[Data tied to figure images]
((
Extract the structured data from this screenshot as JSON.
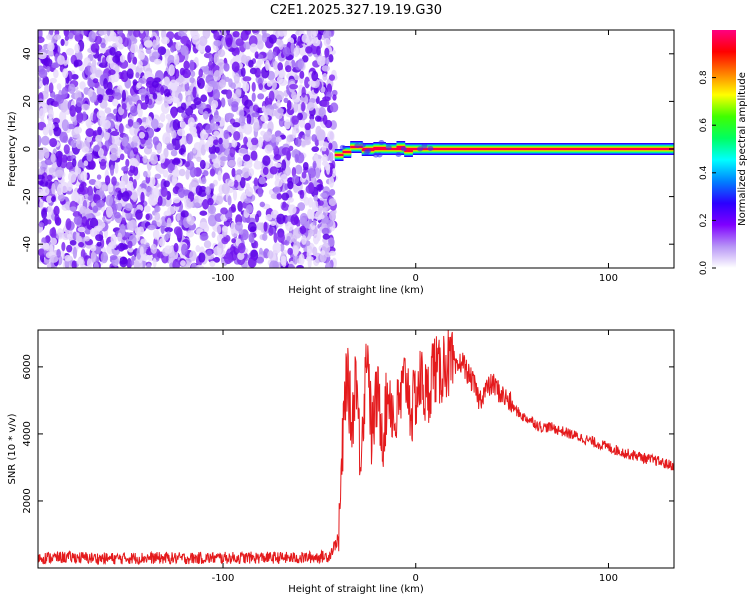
{
  "title": "C2E1.2025.327.19.19.G30",
  "chart_data": [
    {
      "type": "heatmap",
      "xlabel": "Height of straight line (km)",
      "ylabel": "Frequency (Hz)",
      "xlim": [
        -196,
        134
      ],
      "ylim": [
        -50,
        50
      ],
      "xticks": [
        -100,
        0,
        100
      ],
      "xtick_labels": [
        "-100",
        "0",
        "100"
      ],
      "yticks": [
        -40,
        -20,
        0,
        20,
        40
      ],
      "ytick_labels": [
        "-40",
        "-20",
        "0",
        "20",
        "40"
      ],
      "description_points": {
        "noise_region_x": [
          -196,
          -42
        ],
        "signal_line_frequency": 0,
        "signal_start_x": -42
      },
      "colorbar": {
        "label": "Normalized spectral amplitude",
        "range": [
          0.0,
          1.0
        ],
        "ticks": [
          0.0,
          0.2,
          0.4,
          0.6,
          0.8
        ],
        "tick_labels": [
          "0.0",
          "0.2",
          "0.4",
          "0.6",
          "0.8"
        ],
        "colormap": [
          "#ffffff",
          "#b794f6",
          "#7f00ff",
          "#2b00ff",
          "#0080ff",
          "#00ffff",
          "#00ff60",
          "#40ff00",
          "#ffff00",
          "#ff8000",
          "#ff0000",
          "#ff0080"
        ]
      },
      "grid": false
    },
    {
      "type": "line",
      "xlabel": "Height of straight line (km)",
      "ylabel": "SNR (10 * v/v)",
      "xlim": [
        -196,
        134
      ],
      "ylim": [
        0,
        7100
      ],
      "xticks": [
        -100,
        0,
        100
      ],
      "xtick_labels": [
        "-100",
        "0",
        "100"
      ],
      "yticks": [
        2000,
        4000,
        6000
      ],
      "ytick_labels": [
        "2000",
        "4000",
        "6000"
      ],
      "series": [
        {
          "color": "#e41a1c",
          "x": [
            -196,
            -180,
            -160,
            -140,
            -120,
            -100,
            -80,
            -60,
            -45,
            -40,
            -38,
            -36,
            -33,
            -31,
            -29,
            -27,
            -25,
            -23,
            -20,
            -17,
            -14,
            -11,
            -8,
            -5,
            -2,
            0,
            3,
            6,
            9,
            12,
            15,
            18,
            21,
            24,
            27,
            30,
            33,
            36,
            40,
            44,
            48,
            52,
            56,
            60,
            65,
            70,
            75,
            80,
            85,
            90,
            95,
            100,
            105,
            110,
            115,
            120,
            125,
            130,
            134
          ],
          "y": [
            300,
            320,
            280,
            300,
            290,
            300,
            310,
            300,
            350,
            900,
            3500,
            5900,
            4200,
            6100,
            3400,
            4800,
            6900,
            3900,
            5200,
            4000,
            5400,
            4300,
            5000,
            5700,
            4600,
            5200,
            5600,
            5000,
            6100,
            5700,
            6200,
            6000,
            5900,
            6200,
            5800,
            5500,
            5000,
            5300,
            5500,
            5200,
            5000,
            4700,
            4500,
            4400,
            4200,
            4200,
            4100,
            4000,
            3900,
            3800,
            3700,
            3600,
            3500,
            3400,
            3350,
            3250,
            3200,
            3100,
            3050
          ]
        }
      ],
      "grid": false
    }
  ]
}
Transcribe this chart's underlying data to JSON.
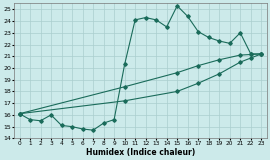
{
  "xlabel": "Humidex (Indice chaleur)",
  "bg_color": "#cceaea",
  "line_color": "#1a6b5a",
  "grid_color": "#aacece",
  "xlim": [
    -0.5,
    23.5
  ],
  "ylim": [
    14.0,
    25.5
  ],
  "xticks": [
    0,
    1,
    2,
    3,
    4,
    5,
    6,
    7,
    8,
    9,
    10,
    11,
    12,
    13,
    14,
    15,
    16,
    17,
    18,
    19,
    20,
    21,
    22,
    23
  ],
  "yticks": [
    14,
    15,
    16,
    17,
    18,
    19,
    20,
    21,
    22,
    23,
    24,
    25
  ],
  "line1_x": [
    0,
    1,
    2,
    3,
    4,
    5,
    6,
    7,
    8,
    9,
    10,
    11,
    12,
    13,
    14,
    15,
    16,
    17,
    18,
    19,
    20,
    21,
    22,
    23
  ],
  "line1_y": [
    16.1,
    15.6,
    15.5,
    16.0,
    15.1,
    15.0,
    14.8,
    14.7,
    15.3,
    15.6,
    20.3,
    24.1,
    24.3,
    24.1,
    23.5,
    25.3,
    24.4,
    23.1,
    22.6,
    22.3,
    22.1,
    23.0,
    21.2,
    21.2
  ],
  "line2_x": [
    0,
    23
  ],
  "line2_y": [
    16.1,
    21.2
  ],
  "line2_markers_x": [
    0,
    10,
    15,
    17,
    19,
    21,
    22,
    23
  ],
  "line2_markers_y": [
    16.1,
    18.4,
    19.6,
    20.2,
    20.7,
    21.1,
    21.15,
    21.2
  ],
  "line3_x": [
    0,
    23
  ],
  "line3_y": [
    16.1,
    21.2
  ],
  "line3_markers_x": [
    0,
    10,
    15,
    17,
    19,
    21,
    22,
    23
  ],
  "line3_markers_y": [
    16.1,
    17.2,
    18.0,
    18.7,
    19.5,
    20.5,
    20.85,
    21.2
  ]
}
))
**AIM OF THE EXERCISE**
Restate the whole listing above exactly, except for its images.

**FINAL ANSWER**
Extract the structured data from this screenshot as JSON.
{
  "title": "C2E1.2025.327.19.19.G30",
  "chart_data": [
    {
      "type": "heatmap",
      "xlabel": "Height of straight line (km)",
      "ylabel": "Frequency (Hz)",
      "xlim": [
        -196,
        134
      ],
      "ylim": [
        -50,
        50
      ],
      "xticks": [
        -100,
        0,
        100
      ],
      "xtick_labels": [
        "-100",
        "0",
        "100"
      ],
      "yticks": [
        -40,
        -20,
        0,
        20,
        40
      ],
      "ytick_labels": [
        "-40",
        "-20",
        "0",
        "20",
        "40"
      ],
      "description_points": {
        "noise_region_x": [
          -196,
          -42
        ],
        "signal_line_frequency": 0,
        "signal_start_x": -42
      },
      "colorbar": {
        "label": "Normalized spectral amplitude",
        "range": [
          0.0,
          1.0
        ],
        "ticks": [
          0.0,
          0.2,
          0.4,
          0.6,
          0.8
        ],
        "tick_labels": [
          "0.0",
          "0.2",
          "0.4",
          "0.6",
          "0.8"
        ],
        "colormap": [
          "#ffffff",
          "#b794f6",
          "#7f00ff",
          "#2b00ff",
          "#0080ff",
          "#00ffff",
          "#00ff60",
          "#40ff00",
          "#ffff00",
          "#ff8000",
          "#ff0000",
          "#ff0080"
        ]
      },
      "grid": false
    },
    {
      "type": "line",
      "xlabel": "Height of straight line (km)",
      "ylabel": "SNR (10 * v/v)",
      "xlim": [
        -196,
        134
      ],
      "ylim": [
        0,
        7100
      ],
      "xticks": [
        -100,
        0,
        100
      ],
      "xtick_labels": [
        "-100",
        "0",
        "100"
      ],
      "yticks": [
        2000,
        4000,
        6000
      ],
      "ytick_labels": [
        "2000",
        "4000",
        "6000"
      ],
      "series": [
        {
          "color": "#e41a1c",
          "x": [
            -196,
            -180,
            -160,
            -140,
            -120,
            -100,
            -80,
            -60,
            -45,
            -40,
            -38,
            -36,
            -33,
            -31,
            -29,
            -27,
            -25,
            -23,
            -20,
            -17,
            -14,
            -11,
            -8,
            -5,
            -2,
            0,
            3,
            6,
            9,
            12,
            15,
            18,
            21,
            24,
            27,
            30,
            33,
            36,
            40,
            44,
            48,
            52,
            56,
            60,
            65,
            70,
            75,
            80,
            85,
            90,
            95,
            100,
            105,
            110,
            115,
            120,
            125,
            130,
            134
          ],
          "y": [
            300,
            320,
            280,
            300,
            290,
            300,
            310,
            300,
            350,
            900,
            3500,
            5900,
            4200,
            6100,
            3400,
            4800,
            6900,
            3900,
            5200,
            4000,
            5400,
            4300,
            5000,
            5700,
            4600,
            5200,
            5600,
            5000,
            6100,
            5700,
            6200,
            6000,
            5900,
            6200,
            5800,
            5500,
            5000,
            5300,
            5500,
            5200,
            5000,
            4700,
            4500,
            4400,
            4200,
            4200,
            4100,
            4000,
            3900,
            3800,
            3700,
            3600,
            3500,
            3400,
            3350,
            3250,
            3200,
            3100,
            3050
          ]
        }
      ],
      "grid": false
    }
  ]
}
Transcribe this chart's underlying data to JSON.
{
  "xlabel": "Humidex (Indice chaleur)",
  "bg_color": "#cceaea",
  "line_color": "#1a6b5a",
  "grid_color": "#aacece",
  "xlim": [
    -0.5,
    23.5
  ],
  "ylim": [
    14.0,
    25.5
  ],
  "xticks": [
    0,
    1,
    2,
    3,
    4,
    5,
    6,
    7,
    8,
    9,
    10,
    11,
    12,
    13,
    14,
    15,
    16,
    17,
    18,
    19,
    20,
    21,
    22,
    23
  ],
  "yticks": [
    14,
    15,
    16,
    17,
    18,
    19,
    20,
    21,
    22,
    23,
    24,
    25
  ],
  "line1_x": [
    0,
    1,
    2,
    3,
    4,
    5,
    6,
    7,
    8,
    9,
    10,
    11,
    12,
    13,
    14,
    15,
    16,
    17,
    18,
    19,
    20,
    21,
    22,
    23
  ],
  "line1_y": [
    16.1,
    15.6,
    15.5,
    16.0,
    15.1,
    15.0,
    14.8,
    14.7,
    15.3,
    15.6,
    20.3,
    24.1,
    24.3,
    24.1,
    23.5,
    25.3,
    24.4,
    23.1,
    22.6,
    22.3,
    22.1,
    23.0,
    21.2,
    21.2
  ],
  "line2_x": [
    0,
    23
  ],
  "line2_y": [
    16.1,
    21.2
  ],
  "line2_markers_x": [
    0,
    10,
    15,
    17,
    19,
    21,
    22,
    23
  ],
  "line2_markers_y": [
    16.1,
    18.4,
    19.6,
    20.2,
    20.7,
    21.1,
    21.15,
    21.2
  ],
  "line3_x": [
    0,
    23
  ],
  "line3_y": [
    16.1,
    21.2
  ],
  "line3_markers_x": [
    0,
    10,
    15,
    17,
    19,
    21,
    22,
    23
  ],
  "line3_markers_y": [
    16.1,
    17.2,
    18.0,
    18.7,
    19.5,
    20.5,
    20.85,
    21.2
  ]
}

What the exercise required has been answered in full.